**DATA SUPPLIED:**
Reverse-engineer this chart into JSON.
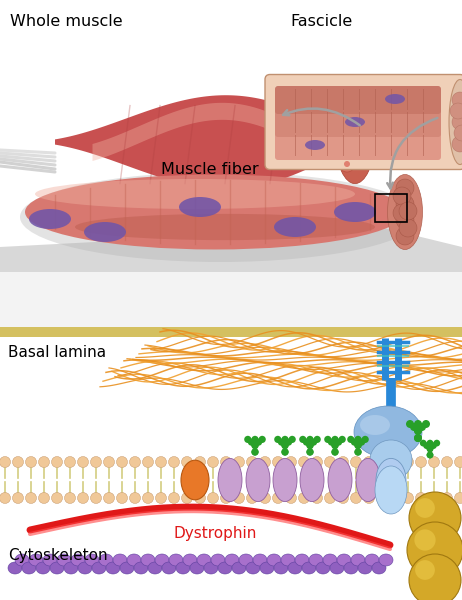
{
  "top_panel_bg": "#ffffff",
  "bottom_panel_bg": "#dce8f5",
  "label_whole_muscle": "Whole muscle",
  "label_fascicle": "Fascicle",
  "label_muscle_fiber": "Muscle fiber",
  "label_basal_lamina": "Basal lamina",
  "label_dystrophin": "Dystrophin",
  "label_cytoskeleton": "Cytoskeleton",
  "muscle_dark": "#c85050",
  "muscle_mid": "#d87070",
  "muscle_light": "#e89080",
  "muscle_highlight": "#f0b0a0",
  "fascicle_bg": "#f0d0b8",
  "nucleus_color": "#7055a8",
  "membrane_head": "#f0c898",
  "membrane_tail": "#e8d870",
  "protein_purple": "#c8a0d0",
  "protein_orange": "#e87828",
  "protein_blue_upper": "#90b8e0",
  "protein_blue_lower": "#b0ccf0",
  "protein_blue_stem": "#5098d0",
  "protein_green": "#28a028",
  "dystrophin_red": "#e01818",
  "cytoskeleton_purple": "#9060c0",
  "golden": "#d4a828",
  "arrow_gray": "#a0a0a0",
  "tendon_white": "#e8e8e8",
  "blue_strut": "#2888d8"
}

**EXERCISE INSTRUCTIONS:** Retype the data in full. Images do not go in the copy.

**EXERCISE ANSWER:**
Reverse-engineer this chart into JSON.
{
  "top_panel_bg": "#ffffff",
  "bottom_panel_bg": "#dce8f5",
  "label_whole_muscle": "Whole muscle",
  "label_fascicle": "Fascicle",
  "label_muscle_fiber": "Muscle fiber",
  "label_basal_lamina": "Basal lamina",
  "label_dystrophin": "Dystrophin",
  "label_cytoskeleton": "Cytoskeleton",
  "muscle_dark": "#c85050",
  "muscle_mid": "#d87070",
  "muscle_light": "#e89080",
  "muscle_highlight": "#f0b0a0",
  "fascicle_bg": "#f0d0b8",
  "nucleus_color": "#7055a8",
  "membrane_head": "#f0c898",
  "membrane_tail": "#e8d870",
  "protein_purple": "#c8a0d0",
  "protein_orange": "#e87828",
  "protein_blue_upper": "#90b8e0",
  "protein_blue_lower": "#b0ccf0",
  "protein_blue_stem": "#5098d0",
  "protein_green": "#28a028",
  "dystrophin_red": "#e01818",
  "cytoskeleton_purple": "#9060c0",
  "golden": "#d4a828",
  "arrow_gray": "#a0a0a0",
  "tendon_white": "#e8e8e8",
  "blue_strut": "#2888d8"
}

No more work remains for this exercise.